Repeat verbatim every line of the material, beginning at the line that holds "Read out every word on this page." and ending at its last line.

_Items from a dataset_
====

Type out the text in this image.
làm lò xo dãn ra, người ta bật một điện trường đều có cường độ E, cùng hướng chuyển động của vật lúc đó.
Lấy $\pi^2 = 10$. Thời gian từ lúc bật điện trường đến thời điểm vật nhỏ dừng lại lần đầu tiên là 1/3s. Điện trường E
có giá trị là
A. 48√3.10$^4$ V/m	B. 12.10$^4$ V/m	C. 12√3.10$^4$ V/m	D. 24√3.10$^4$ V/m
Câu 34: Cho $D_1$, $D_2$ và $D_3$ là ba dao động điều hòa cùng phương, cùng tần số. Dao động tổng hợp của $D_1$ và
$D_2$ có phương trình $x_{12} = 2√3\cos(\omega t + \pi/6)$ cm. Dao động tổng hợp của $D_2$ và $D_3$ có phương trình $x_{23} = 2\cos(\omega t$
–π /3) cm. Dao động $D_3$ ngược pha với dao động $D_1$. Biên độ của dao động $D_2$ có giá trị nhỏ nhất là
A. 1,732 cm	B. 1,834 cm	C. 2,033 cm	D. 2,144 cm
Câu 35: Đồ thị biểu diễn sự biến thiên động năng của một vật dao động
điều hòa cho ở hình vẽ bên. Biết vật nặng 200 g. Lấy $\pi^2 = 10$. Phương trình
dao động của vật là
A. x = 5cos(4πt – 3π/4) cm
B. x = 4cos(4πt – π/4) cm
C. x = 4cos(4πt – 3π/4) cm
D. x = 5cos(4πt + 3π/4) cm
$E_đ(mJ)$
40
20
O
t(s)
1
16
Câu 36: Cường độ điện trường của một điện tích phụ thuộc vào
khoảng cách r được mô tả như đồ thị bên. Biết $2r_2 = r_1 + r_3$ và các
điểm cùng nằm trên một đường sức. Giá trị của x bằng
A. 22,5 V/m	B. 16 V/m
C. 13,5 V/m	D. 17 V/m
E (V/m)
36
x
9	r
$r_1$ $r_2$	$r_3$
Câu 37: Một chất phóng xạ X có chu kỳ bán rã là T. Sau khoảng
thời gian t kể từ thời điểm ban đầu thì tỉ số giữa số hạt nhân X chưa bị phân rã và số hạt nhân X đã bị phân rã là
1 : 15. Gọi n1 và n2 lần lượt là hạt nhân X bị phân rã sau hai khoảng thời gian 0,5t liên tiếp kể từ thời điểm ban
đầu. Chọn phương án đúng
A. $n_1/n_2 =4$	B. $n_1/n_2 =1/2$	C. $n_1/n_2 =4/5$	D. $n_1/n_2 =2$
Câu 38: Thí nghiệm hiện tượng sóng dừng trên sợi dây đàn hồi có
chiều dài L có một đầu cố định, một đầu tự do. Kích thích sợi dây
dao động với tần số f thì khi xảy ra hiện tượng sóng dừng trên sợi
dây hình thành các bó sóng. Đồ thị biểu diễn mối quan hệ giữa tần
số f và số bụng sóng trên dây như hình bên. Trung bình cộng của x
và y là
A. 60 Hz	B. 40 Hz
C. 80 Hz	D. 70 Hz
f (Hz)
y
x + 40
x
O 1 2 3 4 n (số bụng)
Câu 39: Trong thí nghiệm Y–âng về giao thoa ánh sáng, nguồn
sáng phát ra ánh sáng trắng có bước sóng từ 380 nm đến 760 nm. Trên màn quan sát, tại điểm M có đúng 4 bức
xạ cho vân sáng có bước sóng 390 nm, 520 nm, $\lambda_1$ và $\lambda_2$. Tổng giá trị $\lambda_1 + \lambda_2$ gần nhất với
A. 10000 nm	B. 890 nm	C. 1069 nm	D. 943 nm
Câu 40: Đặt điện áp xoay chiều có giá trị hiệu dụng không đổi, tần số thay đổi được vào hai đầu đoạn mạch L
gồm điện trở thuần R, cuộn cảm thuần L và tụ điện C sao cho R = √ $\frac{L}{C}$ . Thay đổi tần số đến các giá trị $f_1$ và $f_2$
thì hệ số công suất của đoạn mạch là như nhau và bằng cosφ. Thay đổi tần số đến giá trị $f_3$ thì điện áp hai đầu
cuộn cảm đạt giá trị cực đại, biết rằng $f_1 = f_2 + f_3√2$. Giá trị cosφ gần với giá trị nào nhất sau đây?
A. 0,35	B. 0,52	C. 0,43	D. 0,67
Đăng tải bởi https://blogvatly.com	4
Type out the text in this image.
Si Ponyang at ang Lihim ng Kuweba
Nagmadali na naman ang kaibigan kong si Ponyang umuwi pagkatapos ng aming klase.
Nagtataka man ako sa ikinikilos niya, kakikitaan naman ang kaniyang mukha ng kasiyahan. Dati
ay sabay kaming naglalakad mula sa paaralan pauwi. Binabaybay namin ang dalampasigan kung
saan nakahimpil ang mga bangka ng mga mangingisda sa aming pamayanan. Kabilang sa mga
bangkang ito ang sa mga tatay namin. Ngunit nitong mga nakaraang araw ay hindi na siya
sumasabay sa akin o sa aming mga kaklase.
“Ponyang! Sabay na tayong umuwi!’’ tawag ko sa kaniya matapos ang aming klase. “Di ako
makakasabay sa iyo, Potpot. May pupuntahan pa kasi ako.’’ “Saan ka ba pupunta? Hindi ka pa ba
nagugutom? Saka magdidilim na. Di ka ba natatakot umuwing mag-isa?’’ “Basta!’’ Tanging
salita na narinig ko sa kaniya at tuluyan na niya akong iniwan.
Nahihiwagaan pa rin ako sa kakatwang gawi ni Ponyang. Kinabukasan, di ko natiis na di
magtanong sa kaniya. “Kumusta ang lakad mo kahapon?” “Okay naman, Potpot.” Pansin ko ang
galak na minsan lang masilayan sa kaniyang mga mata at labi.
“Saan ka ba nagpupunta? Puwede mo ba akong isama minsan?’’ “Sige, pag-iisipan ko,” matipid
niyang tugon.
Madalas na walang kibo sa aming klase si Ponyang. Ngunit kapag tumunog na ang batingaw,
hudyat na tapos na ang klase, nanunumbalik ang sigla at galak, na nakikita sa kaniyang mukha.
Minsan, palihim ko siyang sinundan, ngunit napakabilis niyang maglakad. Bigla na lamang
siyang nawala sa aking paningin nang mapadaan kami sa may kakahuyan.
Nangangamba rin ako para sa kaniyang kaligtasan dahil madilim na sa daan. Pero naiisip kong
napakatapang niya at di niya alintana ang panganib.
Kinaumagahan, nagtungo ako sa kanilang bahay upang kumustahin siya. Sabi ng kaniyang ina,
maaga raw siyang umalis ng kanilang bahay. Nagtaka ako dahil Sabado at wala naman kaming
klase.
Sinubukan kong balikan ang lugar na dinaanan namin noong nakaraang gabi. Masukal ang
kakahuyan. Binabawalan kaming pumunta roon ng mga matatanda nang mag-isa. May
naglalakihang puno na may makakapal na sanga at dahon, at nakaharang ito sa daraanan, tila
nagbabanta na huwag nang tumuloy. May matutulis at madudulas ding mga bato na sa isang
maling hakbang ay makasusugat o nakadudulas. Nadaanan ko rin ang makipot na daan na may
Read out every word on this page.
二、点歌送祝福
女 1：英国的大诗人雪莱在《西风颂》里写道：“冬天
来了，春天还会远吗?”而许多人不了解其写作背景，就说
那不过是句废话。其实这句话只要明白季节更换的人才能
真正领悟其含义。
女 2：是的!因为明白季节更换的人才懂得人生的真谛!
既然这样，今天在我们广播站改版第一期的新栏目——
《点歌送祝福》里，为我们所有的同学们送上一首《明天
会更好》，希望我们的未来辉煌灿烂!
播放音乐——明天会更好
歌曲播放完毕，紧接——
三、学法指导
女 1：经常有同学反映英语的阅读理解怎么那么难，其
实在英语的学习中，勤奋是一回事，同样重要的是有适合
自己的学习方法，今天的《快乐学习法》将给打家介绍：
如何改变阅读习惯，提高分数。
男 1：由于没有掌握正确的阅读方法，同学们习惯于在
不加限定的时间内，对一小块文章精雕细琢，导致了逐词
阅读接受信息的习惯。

====

_IN RESPONSE_
Read out every word on this page.
二、点歌送祝福
女 1：英国的大诗人雪莱在《西风颂》里写道：“冬天
来了，春天还会远吗?”而许多人不了解其写作背景，就说
那不过是句废话。其实这句话只要明白季节更换的人才能
真正领悟其含义。
女 2：是的!因为明白季节更换的人才懂得人生的真谛!
既然这样，今天在我们广播站改版第一期的新栏目——
《点歌送祝福》里，为我们所有的同学们送上一首《明天
会更好》，希望我们的未来辉煌灿烂!
播放音乐——明天会更好
歌曲播放完毕，紧接——
三、学法指导
女 1：经常有同学反映英语的阅读理解怎么那么难，其
实在英语的学习中，勤奋是一回事，同样重要的是有适合
自己的学习方法，今天的《快乐学习法》将给打家介绍：
如何改变阅读习惯，提高分数。
男 1：由于没有掌握正确的阅读方法，同学们习惯于在
不加限定的时间内，对一小块文章精雕细琢，导致了逐词
阅读接受信息的习惯。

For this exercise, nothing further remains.